** Start **
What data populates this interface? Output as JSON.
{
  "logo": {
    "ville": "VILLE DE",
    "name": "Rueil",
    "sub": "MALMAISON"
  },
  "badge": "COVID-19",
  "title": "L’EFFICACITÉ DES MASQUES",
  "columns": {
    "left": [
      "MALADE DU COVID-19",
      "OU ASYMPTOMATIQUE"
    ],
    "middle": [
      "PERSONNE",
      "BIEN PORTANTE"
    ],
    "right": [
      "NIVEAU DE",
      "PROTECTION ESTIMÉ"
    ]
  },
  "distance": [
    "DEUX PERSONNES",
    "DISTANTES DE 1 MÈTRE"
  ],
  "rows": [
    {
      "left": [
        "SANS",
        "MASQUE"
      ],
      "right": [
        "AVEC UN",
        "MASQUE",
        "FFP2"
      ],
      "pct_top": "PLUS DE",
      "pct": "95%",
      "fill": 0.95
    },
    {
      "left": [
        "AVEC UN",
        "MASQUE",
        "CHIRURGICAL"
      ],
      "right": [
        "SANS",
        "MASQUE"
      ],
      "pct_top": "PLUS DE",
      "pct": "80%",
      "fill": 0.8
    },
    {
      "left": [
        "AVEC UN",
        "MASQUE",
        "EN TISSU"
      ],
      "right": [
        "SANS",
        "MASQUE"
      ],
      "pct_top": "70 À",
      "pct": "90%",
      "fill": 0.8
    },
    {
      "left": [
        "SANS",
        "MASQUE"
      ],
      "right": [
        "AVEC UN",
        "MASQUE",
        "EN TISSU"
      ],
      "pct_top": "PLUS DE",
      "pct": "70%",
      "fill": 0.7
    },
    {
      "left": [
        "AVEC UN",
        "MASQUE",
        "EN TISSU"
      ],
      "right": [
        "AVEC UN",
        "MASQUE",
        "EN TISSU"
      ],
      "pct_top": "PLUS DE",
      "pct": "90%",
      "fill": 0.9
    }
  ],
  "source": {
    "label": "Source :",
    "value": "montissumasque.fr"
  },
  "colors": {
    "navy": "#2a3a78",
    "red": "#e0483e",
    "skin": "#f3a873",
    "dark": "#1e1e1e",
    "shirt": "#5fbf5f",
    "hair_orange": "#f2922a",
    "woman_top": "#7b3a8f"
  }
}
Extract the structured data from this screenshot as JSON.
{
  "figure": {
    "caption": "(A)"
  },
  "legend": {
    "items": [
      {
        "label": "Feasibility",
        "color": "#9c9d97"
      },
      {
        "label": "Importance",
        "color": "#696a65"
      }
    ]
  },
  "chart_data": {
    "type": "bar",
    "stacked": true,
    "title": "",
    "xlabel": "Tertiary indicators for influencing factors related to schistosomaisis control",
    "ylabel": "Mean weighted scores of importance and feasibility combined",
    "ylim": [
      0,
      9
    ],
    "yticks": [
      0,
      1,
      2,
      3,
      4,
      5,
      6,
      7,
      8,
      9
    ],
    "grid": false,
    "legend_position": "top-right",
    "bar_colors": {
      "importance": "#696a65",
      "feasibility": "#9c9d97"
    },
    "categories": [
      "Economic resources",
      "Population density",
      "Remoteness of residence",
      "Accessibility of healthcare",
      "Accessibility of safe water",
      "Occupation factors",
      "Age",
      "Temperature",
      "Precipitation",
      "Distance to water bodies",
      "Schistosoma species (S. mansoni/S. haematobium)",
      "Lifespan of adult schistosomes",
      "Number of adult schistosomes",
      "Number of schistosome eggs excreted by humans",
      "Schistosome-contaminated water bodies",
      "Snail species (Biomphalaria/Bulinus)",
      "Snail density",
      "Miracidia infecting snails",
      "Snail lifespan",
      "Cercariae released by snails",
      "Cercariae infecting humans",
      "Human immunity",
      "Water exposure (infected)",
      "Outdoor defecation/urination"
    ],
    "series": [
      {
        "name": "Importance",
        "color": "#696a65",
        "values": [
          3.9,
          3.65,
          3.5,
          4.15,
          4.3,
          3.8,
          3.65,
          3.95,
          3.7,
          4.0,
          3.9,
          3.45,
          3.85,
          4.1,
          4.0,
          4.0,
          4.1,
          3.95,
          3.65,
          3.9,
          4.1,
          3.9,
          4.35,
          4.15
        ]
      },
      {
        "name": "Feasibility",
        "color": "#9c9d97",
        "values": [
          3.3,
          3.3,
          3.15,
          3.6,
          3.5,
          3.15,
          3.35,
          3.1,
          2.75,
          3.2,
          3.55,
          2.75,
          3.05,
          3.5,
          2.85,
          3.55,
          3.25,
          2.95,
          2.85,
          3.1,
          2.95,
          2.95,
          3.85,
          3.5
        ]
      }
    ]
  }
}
** End **
> [SHORT TASK]: Which lines hold the word "species"? Show each one.

> [EXERCISE ANSWER]:
      "Schistosoma species (S. mansoni/S. haematobium)",
      "Snail species (Biomphalaria/Bulinus)",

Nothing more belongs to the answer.